• [O problema]
Continue a crítica do filme Fortuna Pelos Canos a partir da última frase apresentada.

Em meio a uma crise, a funcionária de um banco encontra uma fonte enorme de dinheiro saindo dos esgotos da própria casa.

Crítica

Especialmente nos primeiros três quartos de Fortuna Pelos Canos, o principal é a tensão nutrida de antagonismos entre marido e mulher. Sarita (Saiyami Kher) é uma bancária que labuta arduamente todos os dias para garantir o sustento da casa. Seu cônjuge, Sushant (Roshan Mathew), é um folgado que pouco ajuda nesse sentido de contribuir economicamente à família. No princípio, o desenho dessa configuração tem alguma criatividade, como quando, para demonstrar a caráter relapso do homem, o filho conta suas toalhas molhadas espalhadas pela casa. Logo, porém, as circunstâncias ficam mais banais, sobretudo a partir do momento em que dinheiro começa a brotar do ralo da cozinha. Diariamente, nas madrugadas, Sarita colhe a grana que vem junto com o esgoto, numa metáfora visual para lá de evidente, mas funcional, já que os valores são oriundos da acumulação indébita do vizinho de cima que assessora um político corrupto. Aliás, isso é o estopim de uma série de coisas que tornam a contenda doméstica mais problemática, com várias desconfianças e afins.

Por mais que a repentina desvalorização das notas graúdas, medida governamental que visa combater a ação de grupos criminosos, torne a troca das cédulas urgente, o núcleo da trama continua sendo a pressão entre a “trabalhadora” e o “vagabundo”. O cineasta Anurag Kashyap opta por demarcar com tintas carregadas esses estereótipos, muito eventualmente permitindo aos personagens saírem provisoriamente do registro saturado. Sarita, por exemplo, parece ter validada a sua ânsia desmedida por segredo, porque o marido não fez nada recentemente para merecer a sua cumplicidade. Já Sushant continua sendo descrito como sujeito que pouco faz, cujo papel é limitado por suas apatia e falta de vontade. Tanto que ela quita uma dívida dele para proteger a família, mas não há a construção de uma genuinidade quanto ao rescaldo do amor que os uniu no passado. Levando em consideração que essa dinâmica conjugal é entendida como a espinha dorsal do filme, curioso que não fique bastante claro se a esposa realmente sente algum pesar diante da iminente falência desse vínculo.

• [Informações fornecidas]
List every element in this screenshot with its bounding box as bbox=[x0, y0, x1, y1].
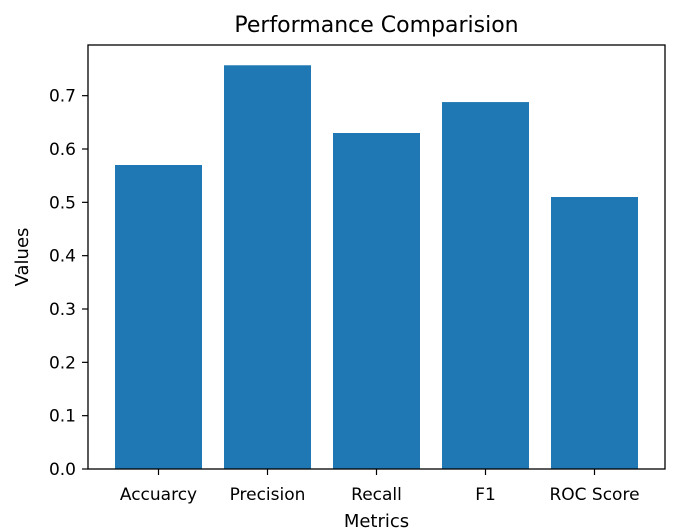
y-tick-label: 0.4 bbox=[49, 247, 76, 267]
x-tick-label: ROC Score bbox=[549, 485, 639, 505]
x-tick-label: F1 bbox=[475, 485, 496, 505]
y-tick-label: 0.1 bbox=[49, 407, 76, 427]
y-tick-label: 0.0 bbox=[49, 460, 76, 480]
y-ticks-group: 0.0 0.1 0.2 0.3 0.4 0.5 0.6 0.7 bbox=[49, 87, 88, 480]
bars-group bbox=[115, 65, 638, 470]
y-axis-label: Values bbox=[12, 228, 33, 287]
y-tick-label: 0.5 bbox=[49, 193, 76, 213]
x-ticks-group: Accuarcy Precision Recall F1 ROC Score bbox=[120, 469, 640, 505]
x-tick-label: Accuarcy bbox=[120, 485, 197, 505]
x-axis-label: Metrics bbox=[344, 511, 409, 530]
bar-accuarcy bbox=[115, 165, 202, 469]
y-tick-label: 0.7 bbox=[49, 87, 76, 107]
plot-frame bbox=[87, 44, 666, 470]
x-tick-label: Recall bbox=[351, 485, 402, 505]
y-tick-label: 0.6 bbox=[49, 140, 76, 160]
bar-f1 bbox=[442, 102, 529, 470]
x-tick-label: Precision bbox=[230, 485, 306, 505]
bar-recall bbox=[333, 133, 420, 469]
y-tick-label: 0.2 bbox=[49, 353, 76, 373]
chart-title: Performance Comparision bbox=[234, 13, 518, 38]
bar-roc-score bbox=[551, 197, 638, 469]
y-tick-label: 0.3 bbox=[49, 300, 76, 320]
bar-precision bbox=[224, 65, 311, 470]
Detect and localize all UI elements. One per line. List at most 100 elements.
==
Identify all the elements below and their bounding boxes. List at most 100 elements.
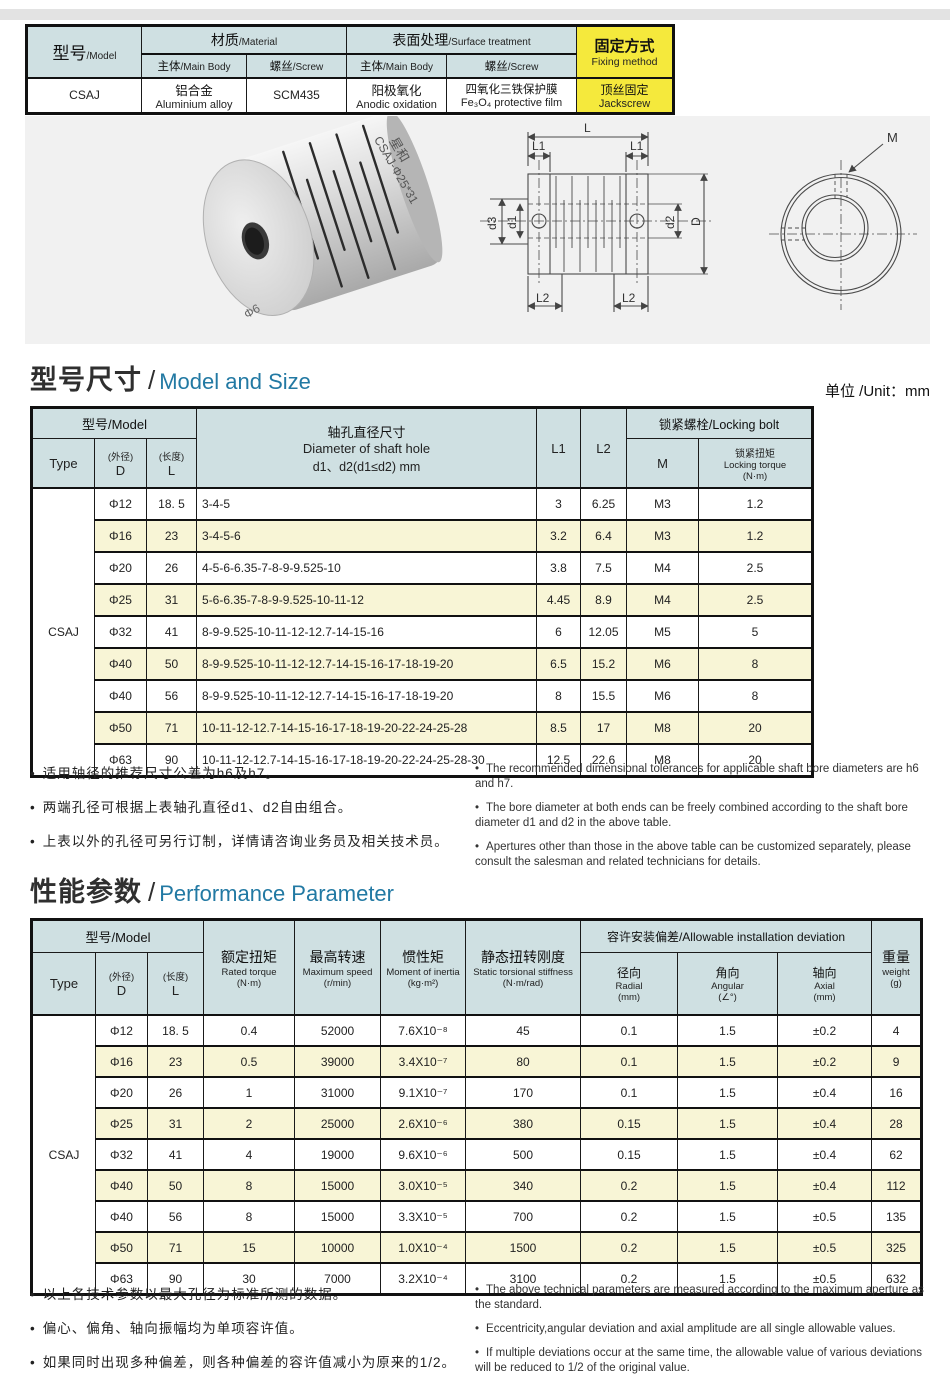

• [Resolução do exercício]
Fortuna Pelos Canos ensaia colocar uma questão sócio-política na crise marital. A retirada das notas altas de circulação promove agitação no país, faz com que os turnos de Sarita sejam exaustivos no banco e permitem o surgimento do chantageador. Falta à narrativa consistência para trabalhar todos esses elementos organicamente. No trajeto errático, circunstâncias que parecem potencialmente definidoras são dispostas com displicência, vide a fofoca que pode determinar o fim do enlace central. Mesmo que apresente personagens carismáticos dentro de uma conjuntura apelativa ora ao insólito, ora ao mais corriqueiro dos contratempos domésticos, o longa-metragem padece exatamente por uma dificuldade crescente de equalizar os seus tantos componentes. Martela desnecessariamente uns e deixa outros a mercê da quase total ineficiência. A musicalidade própria às produções de Bollywood – a indústria indiana de cinema – aparece em ocasiões esparsas. Numa, Kashyap celebra o primeiro-ministro local com um número que infelizmente dura pouco.

Todavia, o mais acintoso dos problemas de Fortuna Pelos Canos, drama que ensaia descambar à seara do conto moral, é justamente o clímax relativo à resolução matrimonial. Embora Sarita seja a protagonista do filme, que grande parte das ações do mesmo passem por suas tomadas de decisão, inexplicavelmente é Sushant quem “salva o dia”. No fim das contas, ele assume repentina e artificialmente a posição de “sabe tudo”, esclarecendo imbróglios às autoridades e tratando de recuperar canhestramente a posição de provedor que novamente coloca pingos nos is. O desfecho está longe de ser uma crítica ao sistema patriarcal, pelo contrário, pois há uma celebração desbragada desse sujeito que passa a ter relevância diante da plateia tão logo faça o básico esperado de alguém independente. Até o frágil trauma da mulher, oriundo de um insucesso nos palcos, serve tão e somente para o homem “brilhar” num deslocado episódio de desprendimento da própria inércia para mirar verdadeiramente às angústias da esposa. Essa guinada é gritante ao ponto da recompensa derradeira estar nominalmente atrelada a ele, enquanto ela é apagada após ter sustentado a trama nas costas.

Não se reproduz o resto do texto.